Data provided:
---+---

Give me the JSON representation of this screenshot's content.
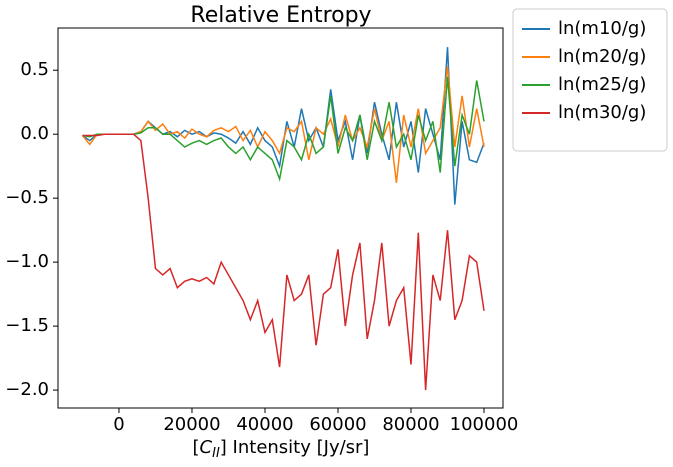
{
  "chart_data": {
    "type": "line",
    "title": "Relative Entropy",
    "x_label": {
      "prefix": "[",
      "symbol": "C",
      "subscript": "II",
      "suffix": "] Intensity [Jy/sr]"
    },
    "x": [
      -10000,
      -8000,
      -6000,
      -4000,
      -2000,
      0,
      2000,
      4000,
      6000,
      8000,
      10000,
      12000,
      14000,
      16000,
      18000,
      20000,
      22000,
      24000,
      26000,
      28000,
      30000,
      32000,
      34000,
      36000,
      38000,
      40000,
      42000,
      44000,
      46000,
      48000,
      50000,
      52000,
      54000,
      56000,
      58000,
      60000,
      62000,
      64000,
      66000,
      68000,
      70000,
      72000,
      74000,
      76000,
      78000,
      80000,
      82000,
      84000,
      86000,
      88000,
      90000,
      92000,
      94000,
      96000,
      98000,
      100000
    ],
    "series": [
      {
        "name": "ln(m10/g)",
        "color": "#1f77b4",
        "values": [
          -0.01,
          -0.05,
          0,
          0,
          0,
          0,
          0,
          0,
          0.02,
          0.1,
          0.05,
          0,
          0.02,
          -0.02,
          0.03,
          0,
          0.02,
          -0.02,
          0.01,
          0,
          -0.03,
          -0.07,
          0.02,
          -0.08,
          0.05,
          -0.05,
          -0.1,
          -0.25,
          0.1,
          -0.1,
          0.2,
          -0.05,
          0.05,
          -0.1,
          0.35,
          -0.05,
          0.1,
          -0.2,
          0.15,
          -0.15,
          0.25,
          0,
          -0.2,
          0.25,
          -0.1,
          0.1,
          -0.3,
          0.2,
          0,
          -0.2,
          0.68,
          -0.55,
          0.1,
          -0.2,
          -0.22,
          -0.07
        ]
      },
      {
        "name": "ln(m20/g)",
        "color": "#ff7f0e",
        "values": [
          -0.01,
          -0.08,
          0,
          0,
          0,
          0,
          0,
          0,
          0.02,
          0.1,
          0.03,
          0.08,
          0,
          0.02,
          -0.03,
          0.04,
          0,
          -0.02,
          0.03,
          0.05,
          0.02,
          0.06,
          -0.05,
          0.03,
          -0.1,
          0.02,
          -0.05,
          -0.15,
          0.05,
          0.02,
          0.1,
          -0.2,
          0.05,
          0,
          0.12,
          -0.1,
          0.15,
          -0.05,
          0.05,
          -0.1,
          0.2,
          -0.05,
          0.1,
          -0.38,
          0.15,
          -0.1,
          0.2,
          -0.15,
          -0.05,
          0.05,
          0.53,
          -0.1,
          0.3,
          -0.1,
          0.2,
          -0.1
        ]
      },
      {
        "name": "ln(m25/g)",
        "color": "#2ca02c",
        "values": [
          -0.01,
          -0.02,
          0,
          0,
          0,
          0,
          0,
          0,
          0.01,
          0.05,
          0.05,
          0,
          0,
          -0.05,
          -0.1,
          -0.07,
          -0.05,
          -0.08,
          -0.05,
          -0.03,
          -0.1,
          -0.15,
          -0.1,
          -0.2,
          -0.1,
          -0.15,
          -0.2,
          -0.35,
          -0.05,
          -0.1,
          -0.2,
          0,
          -0.15,
          -0.1,
          0.3,
          -0.15,
          0.05,
          -0.05,
          0.15,
          -0.2,
          0.1,
          -0.05,
          0.25,
          -0.1,
          0,
          -0.2,
          0.15,
          -0.05,
          0.1,
          -0.3,
          0.45,
          -0.25,
          0.15,
          0,
          0.42,
          0.1
        ]
      },
      {
        "name": "ln(m30/g)",
        "color": "#d62728",
        "values": [
          -0.01,
          -0.01,
          -0.01,
          0,
          0,
          0,
          0,
          0,
          -0.05,
          -0.5,
          -1.05,
          -1.1,
          -1.05,
          -1.2,
          -1.15,
          -1.13,
          -1.15,
          -1.12,
          -1.17,
          -1.0,
          -1.1,
          -1.2,
          -1.3,
          -1.45,
          -1.3,
          -1.55,
          -1.45,
          -1.82,
          -1.1,
          -1.3,
          -1.25,
          -1.1,
          -1.65,
          -1.25,
          -1.2,
          -0.9,
          -1.5,
          -1.1,
          -0.85,
          -1.6,
          -1.3,
          -0.85,
          -1.5,
          -1.3,
          -1.2,
          -1.8,
          -0.77,
          -2.0,
          -1.1,
          -1.3,
          -0.75,
          -1.45,
          -1.3,
          -0.95,
          -1.0,
          -1.38
        ]
      }
    ],
    "xlim": [
      -16700,
      105200
    ],
    "xticks": [
      0,
      20000,
      40000,
      60000,
      80000,
      100000
    ],
    "ylim": [
      -2.14,
      0.83
    ],
    "yticks": [
      {
        "value": 0.5,
        "label": "0.5"
      },
      {
        "value": 0.0,
        "label": "0.0"
      },
      {
        "value": -0.5,
        "label": "−0.5"
      },
      {
        "value": -1.0,
        "label": "−1.0"
      },
      {
        "value": -1.5,
        "label": "−1.5"
      },
      {
        "value": -2.0,
        "label": "−2.0"
      }
    ],
    "legend": "outside-upper-right"
  }
}
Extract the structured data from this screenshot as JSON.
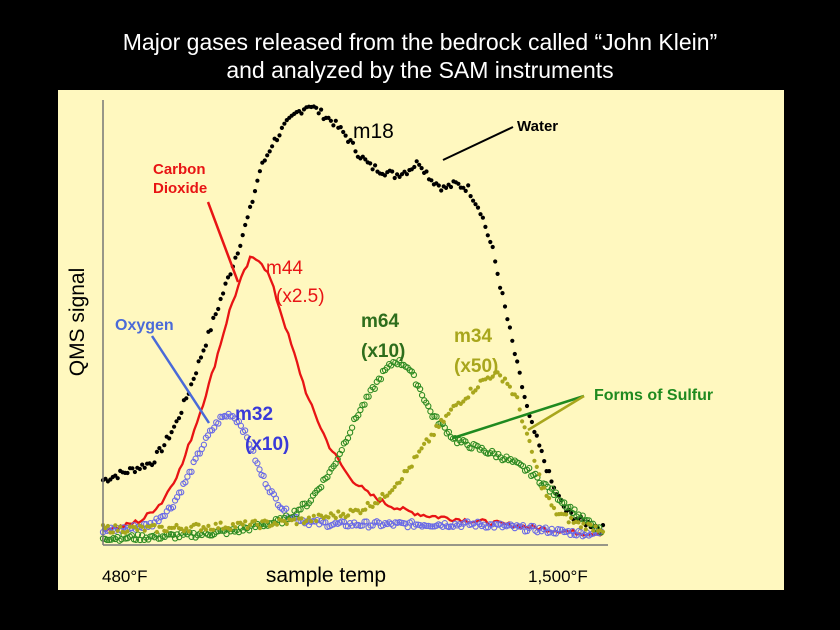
{
  "header": {
    "title_line1": "Major gases released from the bedrock called “John Klein”",
    "title_line2": "and analyzed by the SAM instruments"
  },
  "chart_data": {
    "type": "line",
    "ylabel": "QMS signal",
    "xlabel": "sample temp",
    "x_ticks": [
      "480°F",
      "1,500°F"
    ],
    "x_range_F": [
      480,
      1500
    ],
    "y_range": [
      0,
      100
    ],
    "grid": false,
    "legend": "inline annotations",
    "series": [
      {
        "name": "m18",
        "style": "dots",
        "color": "#000000",
        "x": [
          480,
          505,
          530,
          555,
          580,
          605,
          630,
          655,
          680,
          705,
          730,
          755,
          780,
          800,
          825,
          850,
          875,
          900,
          925,
          950,
          975,
          1000,
          1025,
          1050,
          1075,
          1100,
          1125,
          1150,
          1175,
          1200,
          1225,
          1250,
          1275,
          1300,
          1325,
          1350,
          1375,
          1400,
          1425,
          1450,
          1475,
          1500
        ],
        "y": [
          14,
          15,
          16,
          17,
          18,
          22,
          27,
          34,
          42,
          50,
          58,
          66,
          75,
          84,
          90,
          94,
          97,
          99,
          97,
          95,
          92,
          88,
          85,
          84,
          83,
          84,
          86,
          82,
          80,
          81,
          80,
          75,
          66,
          53,
          40,
          28,
          20,
          12,
          7,
          5,
          4,
          3
        ]
      },
      {
        "name": "m44 (x2.5)",
        "style": "line",
        "color": "#e81414",
        "x": [
          480,
          520,
          560,
          600,
          640,
          680,
          700,
          720,
          740,
          760,
          780,
          800,
          820,
          840,
          860,
          880,
          900,
          940,
          980,
          1020,
          1060,
          1100,
          1140,
          1180,
          1220,
          1260,
          1300,
          1340,
          1380,
          1420,
          1460,
          1500
        ],
        "y": [
          3,
          3.5,
          5,
          9,
          17,
          30,
          37,
          45,
          53,
          59,
          64,
          64,
          60,
          53,
          46,
          39,
          32,
          22,
          15,
          11,
          8.5,
          7,
          6,
          5.5,
          5,
          4.5,
          4,
          3.5,
          3,
          2.5,
          2,
          2
        ]
      },
      {
        "name": "m32 (x10)",
        "style": "open-circles",
        "color": "#6a6ae6",
        "x": [
          480,
          530,
          580,
          620,
          650,
          680,
          700,
          720,
          740,
          760,
          780,
          800,
          830,
          860,
          900,
          950,
          1000,
          1050,
          1100,
          1150,
          1200,
          1250,
          1300,
          1350,
          1400,
          1450,
          1500
        ],
        "y": [
          2.5,
          3,
          4,
          8,
          14,
          21,
          25,
          28,
          29,
          27,
          22,
          16,
          10,
          6,
          4.5,
          4,
          4,
          4,
          4,
          4,
          4,
          4,
          3.5,
          3,
          2.5,
          2,
          2
        ]
      },
      {
        "name": "m64 (x10)",
        "style": "open-circles",
        "color": "#2e8b22",
        "x": [
          480,
          550,
          650,
          750,
          850,
          900,
          950,
          1000,
          1050,
          1075,
          1100,
          1125,
          1150,
          1200,
          1250,
          1300,
          1350,
          1400,
          1450,
          1500
        ],
        "y": [
          1,
          1,
          1.5,
          2.5,
          5,
          9,
          17,
          29,
          38,
          41,
          40,
          35,
          29,
          23,
          21,
          19,
          16,
          11,
          6,
          2
        ]
      },
      {
        "name": "m34 (x50)",
        "style": "dots",
        "color": "#a8a61c",
        "x": [
          480,
          600,
          700,
          800,
          900,
          1000,
          1050,
          1100,
          1150,
          1200,
          1250,
          1275,
          1300,
          1325,
          1350,
          1375,
          1400,
          1450,
          1500
        ],
        "y": [
          3,
          3,
          3.5,
          4,
          5,
          7,
          10,
          16,
          24,
          31,
          36,
          38,
          37,
          32,
          22,
          13,
          7,
          4,
          3
        ]
      }
    ],
    "annotations": [
      {
        "text": "m18",
        "color": "#000000"
      },
      {
        "text": "Water",
        "color": "#000000"
      },
      {
        "text": "Carbon Dioxide",
        "color": "#e81414"
      },
      {
        "text": "m44",
        "color": "#e81414"
      },
      {
        "text": "(x2.5)",
        "color": "#e81414"
      },
      {
        "text": "Oxygen",
        "color": "#4a6ad8"
      },
      {
        "text": "m32",
        "color": "#3a3ad8"
      },
      {
        "text": "(x10)",
        "color": "#3a3ad8"
      },
      {
        "text": "m64",
        "color": "#2e6e1c"
      },
      {
        "text": "(x10)",
        "color": "#2e6e1c"
      },
      {
        "text": "m34",
        "color": "#a8a61c"
      },
      {
        "text": "(x50)",
        "color": "#a8a61c"
      },
      {
        "text": "Forms of Sulfur",
        "color": "#1f8a1f"
      }
    ]
  }
}
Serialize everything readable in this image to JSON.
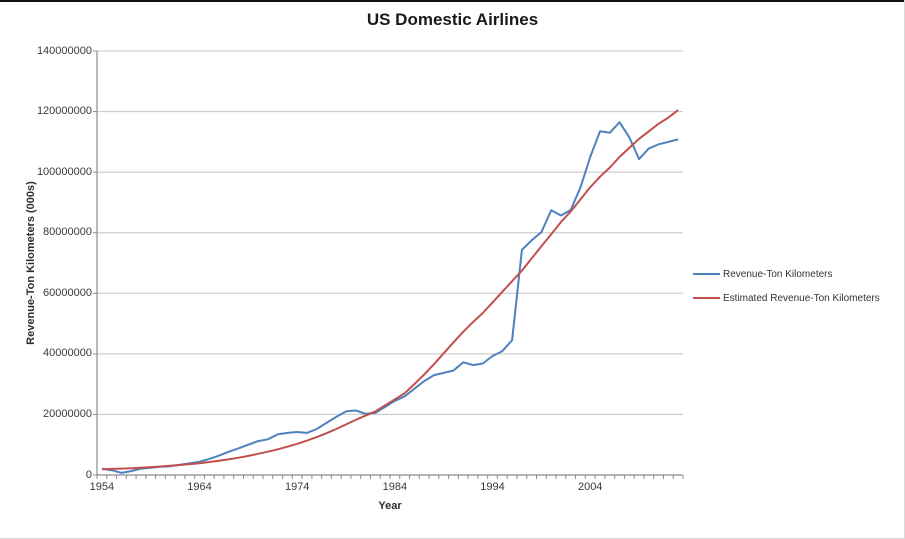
{
  "chart": {
    "title": "US Domestic Airlines",
    "x_axis_title": "Year",
    "y_axis_title": "Revenue-Ton Kilometers (000s)"
  },
  "colors": {
    "actual_line": "#4F81BD",
    "estimated_line": "#C0504D",
    "gridline": "#C3C3C3",
    "axis": "#8C8C8C",
    "tick_text": "#3a3a3a"
  },
  "chart_data": {
    "type": "line",
    "title": "US Domestic Airlines",
    "xlabel": "Year",
    "ylabel": "Revenue-Ton Kilometers (000s)",
    "ylim": [
      0,
      140000000
    ],
    "y_tick_interval": 20000000,
    "y_tick_labels": [
      "0",
      "20000000",
      "40000000",
      "60000000",
      "80000000",
      "100000000",
      "120000000",
      "140000000"
    ],
    "x_tick_labels": [
      "1954",
      "1964",
      "1974",
      "1984",
      "1994",
      "2004"
    ],
    "grid": "horizontal",
    "legend_position": "right",
    "x": [
      1954,
      1955,
      1956,
      1957,
      1958,
      1959,
      1960,
      1961,
      1962,
      1963,
      1964,
      1965,
      1966,
      1967,
      1968,
      1969,
      1970,
      1971,
      1972,
      1973,
      1974,
      1975,
      1976,
      1977,
      1978,
      1979,
      1980,
      1981,
      1982,
      1983,
      1984,
      1985,
      1986,
      1987,
      1988,
      1989,
      1990,
      1991,
      1992,
      1993,
      1994,
      1995,
      1996,
      1997,
      1998,
      1999,
      2000,
      2001,
      2002,
      2003,
      2004,
      2005,
      2006,
      2007,
      2008,
      2009,
      2010,
      2011,
      2012,
      2013
    ],
    "series": [
      {
        "name": "Revenue-Ton Kilometers",
        "color": "#4F81BD",
        "values": [
          2000000,
          1600000,
          700000,
          1300000,
          2100000,
          2400000,
          2700000,
          2900000,
          3400000,
          3900000,
          4400000,
          5300000,
          6400000,
          7700000,
          8800000,
          10000000,
          11200000,
          11800000,
          13400000,
          13900000,
          14200000,
          13900000,
          15200000,
          17200000,
          19200000,
          21000000,
          21300000,
          20200000,
          20500000,
          22500000,
          24500000,
          26000000,
          28500000,
          31000000,
          33000000,
          33700000,
          34500000,
          37200000,
          36300000,
          36800000,
          39300000,
          40900000,
          44500000,
          74300000,
          77500000,
          80200000,
          87400000,
          85700000,
          87500000,
          95000000,
          105000000,
          113500000,
          113000000,
          116500000,
          111500000,
          104300000,
          107800000,
          109200000,
          110000000,
          110800000
        ]
      },
      {
        "name": "Estimated Revenue-Ton Kilometers",
        "color": "#C0504D",
        "values": [
          1900000,
          2000000,
          2100000,
          2250000,
          2400000,
          2600000,
          2800000,
          3050000,
          3300000,
          3600000,
          3900000,
          4300000,
          4700000,
          5200000,
          5700000,
          6300000,
          7000000,
          7700000,
          8500000,
          9350000,
          10300000,
          11350000,
          12500000,
          13800000,
          15200000,
          16700000,
          18200000,
          19600000,
          21000000,
          23000000,
          25000000,
          27000000,
          30000000,
          33200000,
          36600000,
          40200000,
          43800000,
          47300000,
          50500000,
          53500000,
          57000000,
          60500000,
          64000000,
          67500000,
          71500000,
          75500000,
          79500000,
          83500000,
          87000000,
          91000000,
          95000000,
          98500000,
          101500000,
          105000000,
          108000000,
          111000000,
          113500000,
          116000000,
          118000000,
          120500000
        ]
      }
    ]
  }
}
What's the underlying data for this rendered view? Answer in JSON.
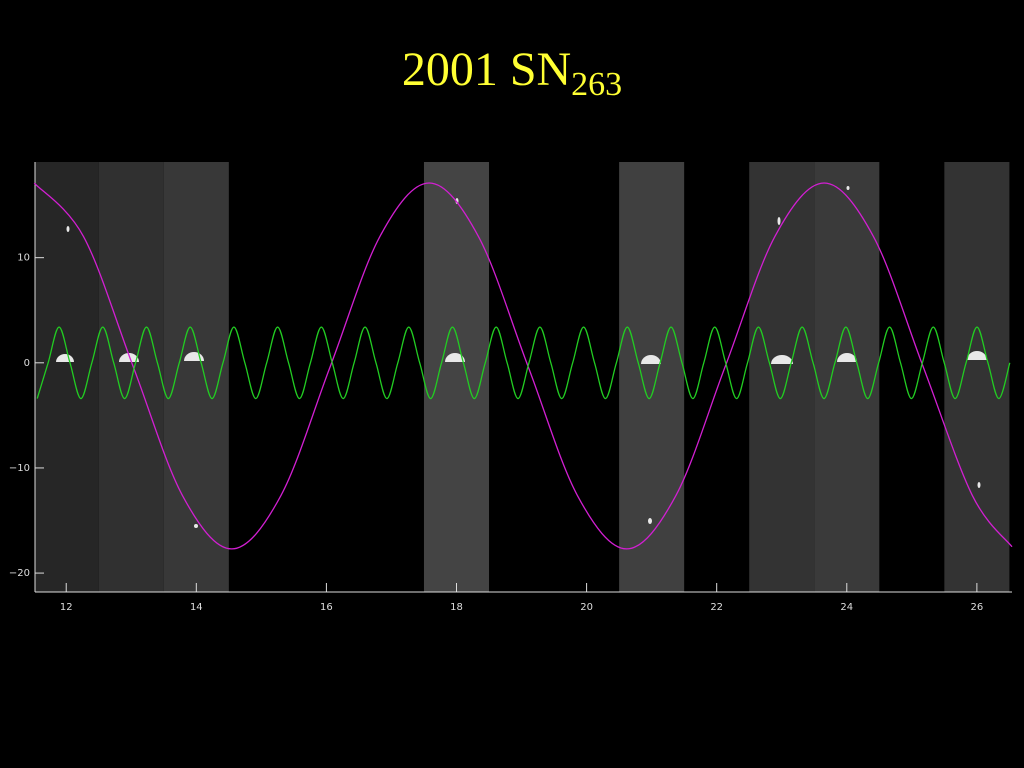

---+---

Task prompt: Search the data above for the string "Kilometers" and copy each line that has it.

The output:
    "y_axis_title": "Revenue-Ton Kilometers (000s)"
    "ylabel": "Revenue-Ton Kilometers (000s)",
        "name": "Revenue-Ton Kilometers",
        "name": "Estimated Revenue-Ton Kilometers",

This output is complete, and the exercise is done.